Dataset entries

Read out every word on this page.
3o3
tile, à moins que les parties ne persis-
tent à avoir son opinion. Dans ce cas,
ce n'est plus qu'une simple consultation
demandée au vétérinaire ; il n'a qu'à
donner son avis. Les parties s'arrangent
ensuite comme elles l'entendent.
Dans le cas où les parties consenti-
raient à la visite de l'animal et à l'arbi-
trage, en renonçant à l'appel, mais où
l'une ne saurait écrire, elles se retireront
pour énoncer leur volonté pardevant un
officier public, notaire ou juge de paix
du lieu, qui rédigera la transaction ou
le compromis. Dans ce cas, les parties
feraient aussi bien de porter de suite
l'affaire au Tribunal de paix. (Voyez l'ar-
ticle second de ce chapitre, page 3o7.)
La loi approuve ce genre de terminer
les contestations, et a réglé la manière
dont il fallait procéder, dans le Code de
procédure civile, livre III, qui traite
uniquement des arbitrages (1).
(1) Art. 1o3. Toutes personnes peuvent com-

▸ **Exercise objective**
Would you reproduce all the entries exactly?

▸ **Exercise answer**
Read out every word on this page.
3o3
tile, à moins que les parties ne persis-
tent à avoir son opinion. Dans ce cas,
ce n'est plus qu'une simple consultation
demandée au vétérinaire ; il n'a qu'à
donner son avis. Les parties s'arrangent
ensuite comme elles l'entendent.
Dans le cas où les parties consenti-
raient à la visite de l'animal et à l'arbi-
trage, en renonçant à l'appel, mais où
l'une ne saurait écrire, elles se retireront
pour énoncer leur volonté pardevant un
officier public, notaire ou juge de paix
du lieu, qui rédigera la transaction ou
le compromis. Dans ce cas, les parties
feraient aussi bien de porter de suite
l'affaire au Tribunal de paix. (Voyez l'ar-
ticle second de ce chapitre, page 3o7.)
La loi approuve ce genre de terminer
les contestations, et a réglé la manière
dont il fallait procéder, dans le Code de
procédure civile, livre III, qui traite
uniquement des arbitrages (1).
(1) Art. 1o3. Toutes personnes peuvent com-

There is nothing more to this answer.